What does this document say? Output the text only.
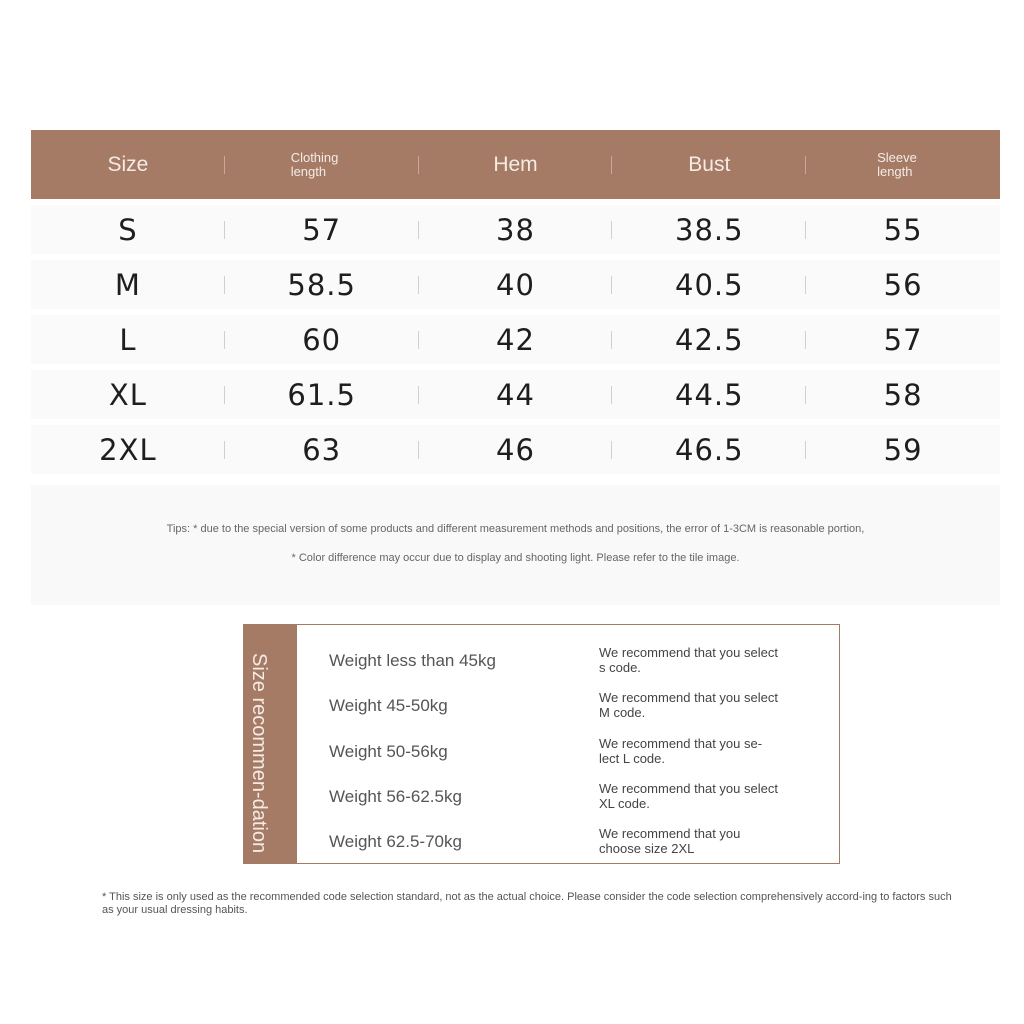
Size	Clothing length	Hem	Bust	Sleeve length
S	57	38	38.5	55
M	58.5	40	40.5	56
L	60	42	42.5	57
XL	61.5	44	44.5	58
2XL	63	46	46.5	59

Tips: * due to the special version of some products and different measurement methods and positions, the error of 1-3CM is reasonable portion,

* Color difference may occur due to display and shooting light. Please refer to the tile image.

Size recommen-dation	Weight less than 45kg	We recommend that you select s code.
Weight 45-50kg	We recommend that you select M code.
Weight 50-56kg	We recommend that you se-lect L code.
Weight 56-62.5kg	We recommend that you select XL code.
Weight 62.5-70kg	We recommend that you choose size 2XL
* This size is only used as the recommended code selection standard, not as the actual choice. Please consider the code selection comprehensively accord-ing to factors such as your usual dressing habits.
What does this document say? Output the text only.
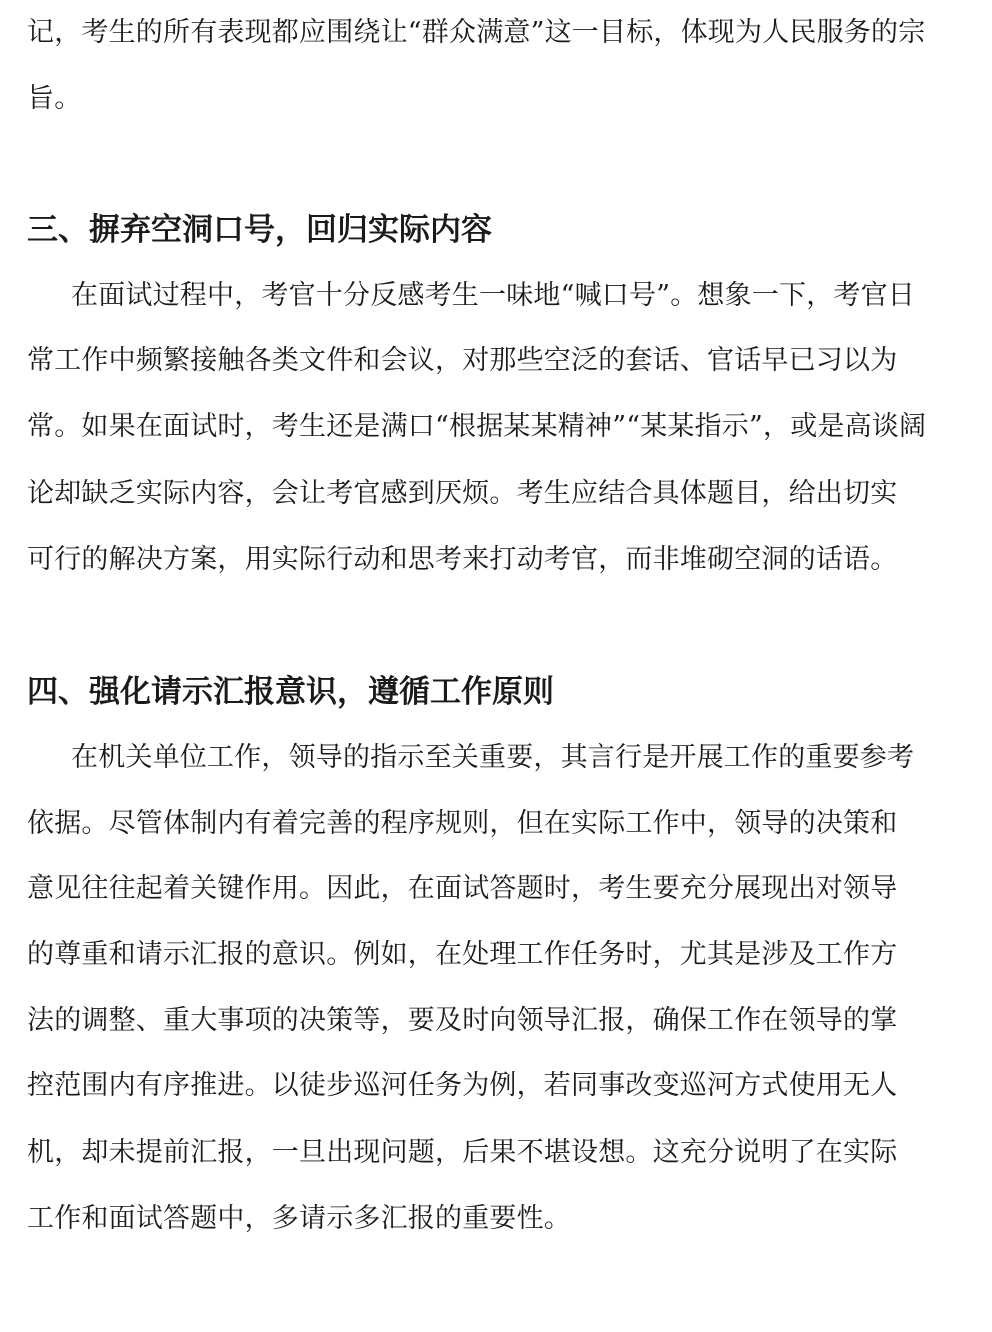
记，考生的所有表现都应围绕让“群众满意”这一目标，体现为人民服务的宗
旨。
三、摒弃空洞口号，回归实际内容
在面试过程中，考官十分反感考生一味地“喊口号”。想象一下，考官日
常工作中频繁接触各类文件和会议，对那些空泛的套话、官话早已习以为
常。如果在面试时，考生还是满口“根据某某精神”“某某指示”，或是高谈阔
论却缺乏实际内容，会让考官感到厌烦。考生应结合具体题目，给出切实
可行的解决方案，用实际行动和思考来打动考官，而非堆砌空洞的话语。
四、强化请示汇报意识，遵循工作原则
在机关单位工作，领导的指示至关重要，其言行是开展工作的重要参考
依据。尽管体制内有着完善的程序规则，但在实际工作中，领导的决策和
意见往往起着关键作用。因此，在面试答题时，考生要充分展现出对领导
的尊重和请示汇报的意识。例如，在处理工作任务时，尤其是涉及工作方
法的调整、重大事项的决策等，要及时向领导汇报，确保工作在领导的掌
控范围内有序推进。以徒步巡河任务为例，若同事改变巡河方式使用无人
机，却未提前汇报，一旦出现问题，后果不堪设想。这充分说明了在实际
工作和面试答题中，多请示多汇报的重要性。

++++++

Each line of the material must be retyped exactly, except that images are omitted.

### RESULT FOR THIS EXERCISE:
What does this document say? Output the text only.
Size	Clothing length	Hem	Bust	Sleeve length
S	57	38	38.5	55
M	58.5	40	40.5	56
L	60	42	42.5	57
XL	61.5	44	44.5	58
2XL	63	46	46.5	59

Tips: * due to the special version of some products and different measurement methods and positions, the error of 1-3CM is reasonable portion,

* Color difference may occur due to display and shooting light. Please refer to the tile image.

Size recommen-dation	Weight less than 45kg	We recommend that you select s code.
Weight 45-50kg	We recommend that you select M code.
Weight 50-56kg	We recommend that you se-lect L code.
Weight 56-62.5kg	We recommend that you select XL code.
Weight 62.5-70kg	We recommend that you choose size 2XL
* This size is only used as the recommended code selection standard, not as the actual choice. Please consider the code selection comprehensively accord-ing to factors such as your usual dressing habits.
What does this document say? Output the text only.
记，考生的所有表现都应围绕让“群众满意”这一目标，体现为人民服务的宗
旨。
三、摒弃空洞口号，回归实际内容
在面试过程中，考官十分反感考生一味地“喊口号”。想象一下，考官日
常工作中频繁接触各类文件和会议，对那些空泛的套话、官话早已习以为
常。如果在面试时，考生还是满口“根据某某精神”“某某指示”，或是高谈阔
论却缺乏实际内容，会让考官感到厌烦。考生应结合具体题目，给出切实
可行的解决方案，用实际行动和思考来打动考官，而非堆砌空洞的话语。
四、强化请示汇报意识，遵循工作原则
在机关单位工作，领导的指示至关重要，其言行是开展工作的重要参考
依据。尽管体制内有着完善的程序规则，但在实际工作中，领导的决策和
意见往往起着关键作用。因此，在面试答题时，考生要充分展现出对领导
的尊重和请示汇报的意识。例如，在处理工作任务时，尤其是涉及工作方
法的调整、重大事项的决策等，要及时向领导汇报，确保工作在领导的掌
控范围内有序推进。以徒步巡河任务为例，若同事改变巡河方式使用无人
机，却未提前汇报，一旦出现问题，后果不堪设想。这充分说明了在实际
工作和面试答题中，多请示多汇报的重要性。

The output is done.